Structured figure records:
-- BEGIN --

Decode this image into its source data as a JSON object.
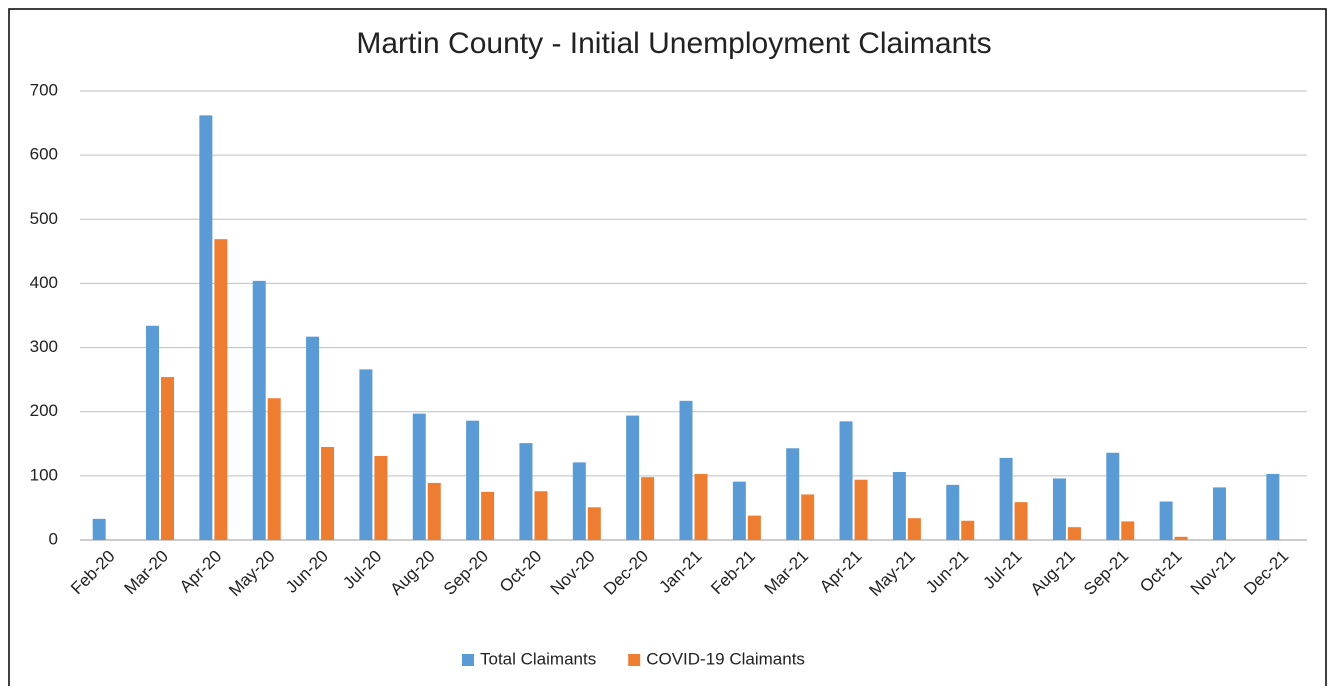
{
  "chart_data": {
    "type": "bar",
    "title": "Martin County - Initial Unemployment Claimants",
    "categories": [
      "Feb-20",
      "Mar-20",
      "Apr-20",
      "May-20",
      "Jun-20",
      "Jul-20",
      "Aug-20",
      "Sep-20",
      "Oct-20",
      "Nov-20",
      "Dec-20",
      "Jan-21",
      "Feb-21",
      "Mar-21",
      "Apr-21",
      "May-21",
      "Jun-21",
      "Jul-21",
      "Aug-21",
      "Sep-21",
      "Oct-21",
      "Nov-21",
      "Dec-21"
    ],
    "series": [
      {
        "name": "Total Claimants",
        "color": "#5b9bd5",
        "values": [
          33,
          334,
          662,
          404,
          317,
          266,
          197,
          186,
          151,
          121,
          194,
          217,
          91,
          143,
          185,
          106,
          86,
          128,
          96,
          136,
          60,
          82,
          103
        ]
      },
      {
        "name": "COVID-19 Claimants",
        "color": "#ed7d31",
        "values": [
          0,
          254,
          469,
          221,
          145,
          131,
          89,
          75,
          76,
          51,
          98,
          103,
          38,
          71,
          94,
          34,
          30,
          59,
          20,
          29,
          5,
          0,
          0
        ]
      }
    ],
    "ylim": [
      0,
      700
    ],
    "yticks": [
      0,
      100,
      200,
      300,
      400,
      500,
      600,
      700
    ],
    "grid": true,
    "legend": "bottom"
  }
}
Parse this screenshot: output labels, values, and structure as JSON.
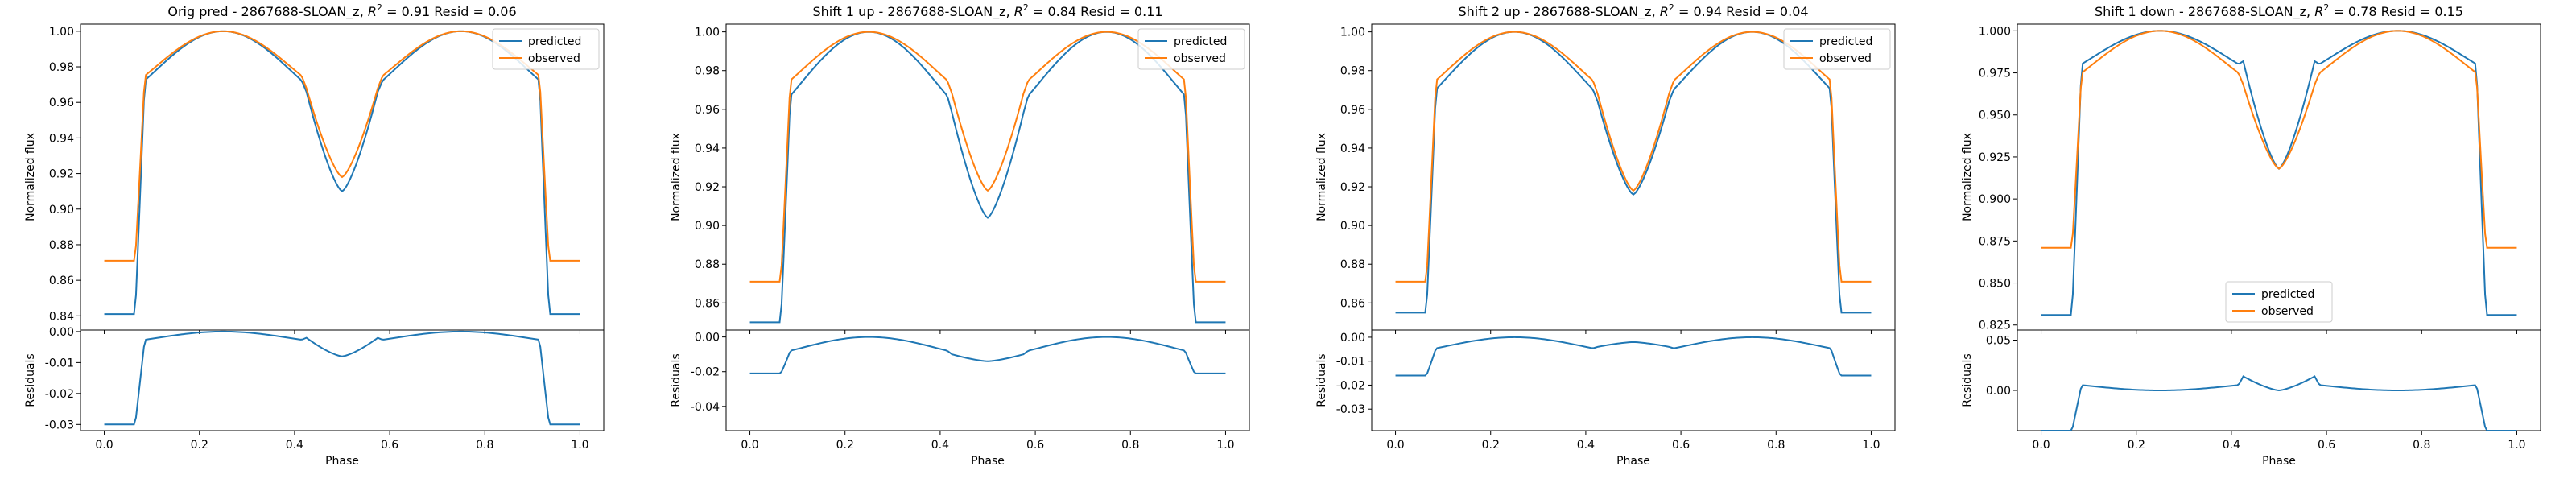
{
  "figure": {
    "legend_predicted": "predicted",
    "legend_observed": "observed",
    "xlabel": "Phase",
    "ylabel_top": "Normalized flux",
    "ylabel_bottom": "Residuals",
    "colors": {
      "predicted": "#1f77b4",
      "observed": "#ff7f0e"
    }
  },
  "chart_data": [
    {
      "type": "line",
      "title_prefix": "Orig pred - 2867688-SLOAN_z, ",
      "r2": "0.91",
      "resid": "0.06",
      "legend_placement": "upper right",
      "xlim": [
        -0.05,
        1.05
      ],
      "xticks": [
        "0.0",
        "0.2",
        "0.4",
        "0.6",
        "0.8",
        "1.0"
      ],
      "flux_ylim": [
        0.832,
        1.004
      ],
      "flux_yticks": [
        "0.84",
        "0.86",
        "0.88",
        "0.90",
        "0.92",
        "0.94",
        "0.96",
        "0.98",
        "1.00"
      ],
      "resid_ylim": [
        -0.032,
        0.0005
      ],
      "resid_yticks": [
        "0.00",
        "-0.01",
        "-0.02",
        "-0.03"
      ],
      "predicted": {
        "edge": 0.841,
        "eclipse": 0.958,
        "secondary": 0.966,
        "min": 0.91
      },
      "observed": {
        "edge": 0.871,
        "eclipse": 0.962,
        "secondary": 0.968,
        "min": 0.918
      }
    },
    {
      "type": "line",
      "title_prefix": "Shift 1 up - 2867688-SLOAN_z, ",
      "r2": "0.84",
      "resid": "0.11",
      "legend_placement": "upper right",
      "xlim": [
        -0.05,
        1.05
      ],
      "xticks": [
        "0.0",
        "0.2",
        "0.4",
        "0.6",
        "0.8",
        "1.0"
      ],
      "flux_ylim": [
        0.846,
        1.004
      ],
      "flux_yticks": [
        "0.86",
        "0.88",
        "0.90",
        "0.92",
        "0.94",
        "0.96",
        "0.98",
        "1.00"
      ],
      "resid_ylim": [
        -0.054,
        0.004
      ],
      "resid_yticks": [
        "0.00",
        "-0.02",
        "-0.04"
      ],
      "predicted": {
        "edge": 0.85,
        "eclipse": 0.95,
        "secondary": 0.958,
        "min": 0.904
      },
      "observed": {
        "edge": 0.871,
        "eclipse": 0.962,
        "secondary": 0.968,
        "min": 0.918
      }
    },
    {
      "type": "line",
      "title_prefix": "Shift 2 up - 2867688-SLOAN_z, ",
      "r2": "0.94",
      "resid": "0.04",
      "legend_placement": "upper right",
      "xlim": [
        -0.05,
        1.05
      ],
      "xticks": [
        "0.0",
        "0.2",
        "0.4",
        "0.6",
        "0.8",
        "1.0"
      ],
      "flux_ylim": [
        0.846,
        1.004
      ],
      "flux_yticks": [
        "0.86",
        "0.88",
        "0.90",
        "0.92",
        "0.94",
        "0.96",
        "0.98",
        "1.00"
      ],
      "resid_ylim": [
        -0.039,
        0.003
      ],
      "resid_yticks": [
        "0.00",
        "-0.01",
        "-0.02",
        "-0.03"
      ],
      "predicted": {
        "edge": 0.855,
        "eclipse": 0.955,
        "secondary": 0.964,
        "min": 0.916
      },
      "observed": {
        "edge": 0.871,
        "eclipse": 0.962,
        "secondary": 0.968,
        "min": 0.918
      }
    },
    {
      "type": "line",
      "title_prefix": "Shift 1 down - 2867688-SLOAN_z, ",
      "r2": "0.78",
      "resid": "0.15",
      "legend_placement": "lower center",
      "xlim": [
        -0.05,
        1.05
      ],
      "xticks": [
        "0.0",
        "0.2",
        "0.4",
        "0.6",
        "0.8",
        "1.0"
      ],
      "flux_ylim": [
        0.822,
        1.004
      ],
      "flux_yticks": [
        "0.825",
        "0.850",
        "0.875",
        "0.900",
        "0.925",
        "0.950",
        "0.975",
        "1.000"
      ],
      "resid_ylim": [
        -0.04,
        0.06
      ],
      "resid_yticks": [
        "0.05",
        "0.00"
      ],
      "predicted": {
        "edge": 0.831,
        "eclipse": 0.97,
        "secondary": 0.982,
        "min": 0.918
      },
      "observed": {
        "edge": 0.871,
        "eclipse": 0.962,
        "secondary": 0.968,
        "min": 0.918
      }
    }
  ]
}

-- END --
-- BEGIN --

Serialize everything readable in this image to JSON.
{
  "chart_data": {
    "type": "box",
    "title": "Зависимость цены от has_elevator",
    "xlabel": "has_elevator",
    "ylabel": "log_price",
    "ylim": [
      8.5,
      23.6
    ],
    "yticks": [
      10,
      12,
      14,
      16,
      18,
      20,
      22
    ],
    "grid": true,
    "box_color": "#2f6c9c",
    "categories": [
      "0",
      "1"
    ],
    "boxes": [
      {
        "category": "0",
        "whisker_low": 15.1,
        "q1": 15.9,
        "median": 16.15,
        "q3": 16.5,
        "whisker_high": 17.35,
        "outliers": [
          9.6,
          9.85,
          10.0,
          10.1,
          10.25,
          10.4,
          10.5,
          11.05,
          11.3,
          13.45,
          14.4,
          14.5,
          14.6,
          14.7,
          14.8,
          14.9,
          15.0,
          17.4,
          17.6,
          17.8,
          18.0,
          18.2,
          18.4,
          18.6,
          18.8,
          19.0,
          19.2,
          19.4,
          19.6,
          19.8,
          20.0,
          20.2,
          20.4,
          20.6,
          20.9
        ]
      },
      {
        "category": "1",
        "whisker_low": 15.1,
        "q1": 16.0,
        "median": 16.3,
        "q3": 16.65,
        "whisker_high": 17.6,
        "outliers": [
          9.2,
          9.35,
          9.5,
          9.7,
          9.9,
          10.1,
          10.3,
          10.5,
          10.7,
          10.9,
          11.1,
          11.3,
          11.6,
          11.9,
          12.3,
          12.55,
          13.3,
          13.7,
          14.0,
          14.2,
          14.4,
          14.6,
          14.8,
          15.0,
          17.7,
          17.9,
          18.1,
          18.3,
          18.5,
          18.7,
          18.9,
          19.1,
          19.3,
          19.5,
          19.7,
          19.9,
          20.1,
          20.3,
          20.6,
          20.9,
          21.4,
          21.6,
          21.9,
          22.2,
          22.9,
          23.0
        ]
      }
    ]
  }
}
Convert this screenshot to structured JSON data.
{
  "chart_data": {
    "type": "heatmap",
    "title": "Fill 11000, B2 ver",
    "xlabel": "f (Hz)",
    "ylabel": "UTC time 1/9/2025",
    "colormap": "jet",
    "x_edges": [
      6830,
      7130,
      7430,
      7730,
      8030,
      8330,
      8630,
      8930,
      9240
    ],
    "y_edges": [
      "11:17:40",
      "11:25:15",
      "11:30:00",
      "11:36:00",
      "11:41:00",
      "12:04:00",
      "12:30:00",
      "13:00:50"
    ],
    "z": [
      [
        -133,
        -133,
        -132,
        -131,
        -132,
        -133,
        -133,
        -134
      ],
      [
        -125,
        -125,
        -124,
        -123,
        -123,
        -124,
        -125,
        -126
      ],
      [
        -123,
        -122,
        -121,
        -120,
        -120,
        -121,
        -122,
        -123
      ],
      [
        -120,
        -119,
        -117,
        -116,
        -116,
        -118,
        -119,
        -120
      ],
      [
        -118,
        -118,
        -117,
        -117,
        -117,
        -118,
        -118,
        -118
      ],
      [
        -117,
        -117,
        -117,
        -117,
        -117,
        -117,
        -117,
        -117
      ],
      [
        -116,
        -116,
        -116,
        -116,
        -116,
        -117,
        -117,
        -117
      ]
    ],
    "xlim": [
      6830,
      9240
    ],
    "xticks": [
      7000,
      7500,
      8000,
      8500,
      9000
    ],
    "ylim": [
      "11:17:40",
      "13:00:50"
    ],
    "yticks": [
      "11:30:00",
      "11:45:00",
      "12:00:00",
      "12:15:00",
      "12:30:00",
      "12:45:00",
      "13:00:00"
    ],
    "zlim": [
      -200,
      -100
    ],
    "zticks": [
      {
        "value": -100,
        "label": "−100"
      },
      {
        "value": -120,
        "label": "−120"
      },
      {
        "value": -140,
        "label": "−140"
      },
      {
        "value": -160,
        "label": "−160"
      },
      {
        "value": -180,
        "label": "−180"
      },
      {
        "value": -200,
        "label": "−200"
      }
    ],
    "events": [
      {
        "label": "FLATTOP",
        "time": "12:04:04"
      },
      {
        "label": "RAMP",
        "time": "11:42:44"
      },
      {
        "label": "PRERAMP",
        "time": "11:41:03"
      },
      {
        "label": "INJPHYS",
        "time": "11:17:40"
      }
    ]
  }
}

-- END --
-- BEGIN --

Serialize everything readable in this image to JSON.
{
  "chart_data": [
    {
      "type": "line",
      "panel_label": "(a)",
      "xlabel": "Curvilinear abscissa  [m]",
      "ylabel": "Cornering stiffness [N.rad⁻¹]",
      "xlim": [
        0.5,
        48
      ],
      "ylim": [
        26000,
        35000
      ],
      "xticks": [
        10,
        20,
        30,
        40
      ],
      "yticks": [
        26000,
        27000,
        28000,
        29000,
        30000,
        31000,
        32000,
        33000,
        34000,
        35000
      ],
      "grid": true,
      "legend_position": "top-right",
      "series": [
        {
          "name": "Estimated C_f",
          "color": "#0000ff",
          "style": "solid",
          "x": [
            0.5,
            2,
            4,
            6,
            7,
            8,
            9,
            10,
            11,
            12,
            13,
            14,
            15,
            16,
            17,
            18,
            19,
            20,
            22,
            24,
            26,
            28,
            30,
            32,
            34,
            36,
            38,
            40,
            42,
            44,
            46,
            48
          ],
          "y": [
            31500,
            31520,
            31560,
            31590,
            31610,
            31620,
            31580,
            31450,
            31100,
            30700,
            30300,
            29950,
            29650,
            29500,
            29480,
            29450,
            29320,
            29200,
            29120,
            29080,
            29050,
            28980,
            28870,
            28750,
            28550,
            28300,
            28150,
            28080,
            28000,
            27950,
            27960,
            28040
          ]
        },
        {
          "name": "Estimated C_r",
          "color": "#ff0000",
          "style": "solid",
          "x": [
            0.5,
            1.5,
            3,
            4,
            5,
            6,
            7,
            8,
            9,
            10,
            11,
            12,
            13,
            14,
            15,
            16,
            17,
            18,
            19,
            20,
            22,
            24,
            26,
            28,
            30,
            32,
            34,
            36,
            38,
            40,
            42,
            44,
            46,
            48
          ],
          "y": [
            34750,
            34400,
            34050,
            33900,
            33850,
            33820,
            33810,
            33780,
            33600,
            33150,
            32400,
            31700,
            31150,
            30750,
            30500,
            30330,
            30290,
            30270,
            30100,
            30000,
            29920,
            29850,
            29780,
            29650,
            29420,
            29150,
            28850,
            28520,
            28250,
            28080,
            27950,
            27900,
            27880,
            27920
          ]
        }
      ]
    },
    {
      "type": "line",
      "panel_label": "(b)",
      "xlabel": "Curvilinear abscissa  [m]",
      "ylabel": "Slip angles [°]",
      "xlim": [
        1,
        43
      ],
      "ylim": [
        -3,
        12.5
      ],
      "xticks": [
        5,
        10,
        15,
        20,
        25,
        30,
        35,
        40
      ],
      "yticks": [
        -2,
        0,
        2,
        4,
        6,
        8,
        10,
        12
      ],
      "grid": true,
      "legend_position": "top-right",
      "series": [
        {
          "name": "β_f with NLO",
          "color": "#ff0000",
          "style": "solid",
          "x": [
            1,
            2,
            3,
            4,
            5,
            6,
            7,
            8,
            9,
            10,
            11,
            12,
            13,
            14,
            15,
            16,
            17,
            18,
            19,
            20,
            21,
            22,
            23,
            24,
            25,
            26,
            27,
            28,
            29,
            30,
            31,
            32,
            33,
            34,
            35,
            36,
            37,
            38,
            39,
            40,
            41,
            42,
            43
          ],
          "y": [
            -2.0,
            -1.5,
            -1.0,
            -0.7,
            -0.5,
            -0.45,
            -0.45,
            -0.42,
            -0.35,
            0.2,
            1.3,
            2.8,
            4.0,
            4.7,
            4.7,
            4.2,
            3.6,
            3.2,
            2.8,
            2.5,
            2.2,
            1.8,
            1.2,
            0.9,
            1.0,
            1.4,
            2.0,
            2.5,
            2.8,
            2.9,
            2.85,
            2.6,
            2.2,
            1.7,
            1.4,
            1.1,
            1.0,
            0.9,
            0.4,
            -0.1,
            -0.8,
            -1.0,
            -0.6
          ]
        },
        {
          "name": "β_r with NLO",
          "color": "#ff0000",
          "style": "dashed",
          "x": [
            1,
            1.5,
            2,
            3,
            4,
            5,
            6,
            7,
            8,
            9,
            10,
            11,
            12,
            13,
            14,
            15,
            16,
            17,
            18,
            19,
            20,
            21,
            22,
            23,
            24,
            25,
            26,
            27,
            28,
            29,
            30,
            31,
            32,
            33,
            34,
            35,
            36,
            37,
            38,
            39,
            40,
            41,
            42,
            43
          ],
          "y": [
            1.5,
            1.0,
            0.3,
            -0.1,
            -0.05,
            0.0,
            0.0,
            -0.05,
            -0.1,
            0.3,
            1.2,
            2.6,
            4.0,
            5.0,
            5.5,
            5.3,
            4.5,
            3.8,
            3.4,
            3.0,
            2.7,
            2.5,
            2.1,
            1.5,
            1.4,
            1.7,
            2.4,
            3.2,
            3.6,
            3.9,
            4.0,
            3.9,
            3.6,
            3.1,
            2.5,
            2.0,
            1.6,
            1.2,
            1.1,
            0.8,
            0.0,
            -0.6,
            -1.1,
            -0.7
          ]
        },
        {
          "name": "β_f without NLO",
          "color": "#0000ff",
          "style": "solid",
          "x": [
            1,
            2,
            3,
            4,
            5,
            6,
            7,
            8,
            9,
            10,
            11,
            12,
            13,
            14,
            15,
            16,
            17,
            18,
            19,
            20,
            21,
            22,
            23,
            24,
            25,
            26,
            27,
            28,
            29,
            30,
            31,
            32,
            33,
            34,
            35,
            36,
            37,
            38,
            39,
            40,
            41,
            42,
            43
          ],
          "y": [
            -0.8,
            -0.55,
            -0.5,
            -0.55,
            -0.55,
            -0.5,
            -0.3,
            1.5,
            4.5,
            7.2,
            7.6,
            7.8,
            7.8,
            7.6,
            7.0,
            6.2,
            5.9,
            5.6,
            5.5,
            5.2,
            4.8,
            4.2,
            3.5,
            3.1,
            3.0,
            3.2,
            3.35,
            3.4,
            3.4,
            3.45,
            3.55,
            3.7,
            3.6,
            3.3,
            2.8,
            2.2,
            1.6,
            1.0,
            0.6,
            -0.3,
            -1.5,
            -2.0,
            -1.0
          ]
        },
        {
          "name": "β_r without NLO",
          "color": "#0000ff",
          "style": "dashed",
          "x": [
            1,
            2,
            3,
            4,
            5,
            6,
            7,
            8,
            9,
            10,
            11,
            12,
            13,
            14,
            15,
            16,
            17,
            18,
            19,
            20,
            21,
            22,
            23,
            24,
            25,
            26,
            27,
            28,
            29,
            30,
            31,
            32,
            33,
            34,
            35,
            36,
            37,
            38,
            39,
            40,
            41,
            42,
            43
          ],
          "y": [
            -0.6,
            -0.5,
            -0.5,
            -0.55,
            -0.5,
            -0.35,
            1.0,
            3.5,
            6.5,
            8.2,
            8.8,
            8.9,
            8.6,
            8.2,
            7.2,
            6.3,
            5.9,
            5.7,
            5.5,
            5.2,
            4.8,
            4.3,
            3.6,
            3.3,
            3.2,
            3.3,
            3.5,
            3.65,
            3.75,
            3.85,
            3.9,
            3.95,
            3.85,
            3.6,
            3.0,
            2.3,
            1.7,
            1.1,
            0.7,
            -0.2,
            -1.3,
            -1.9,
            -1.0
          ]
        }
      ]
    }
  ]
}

-- END --

- [Your task]
Pull every line containing the word "JSON" out of the material and copy it.

- [Task result]
Decode this image into its source data as a JSON object.
Parse this screenshot: output labels, values, and structure as JSON.
Serialize everything readable in this image to JSON.
Convert this screenshot to structured JSON data.
Serialize everything readable in this image to JSON.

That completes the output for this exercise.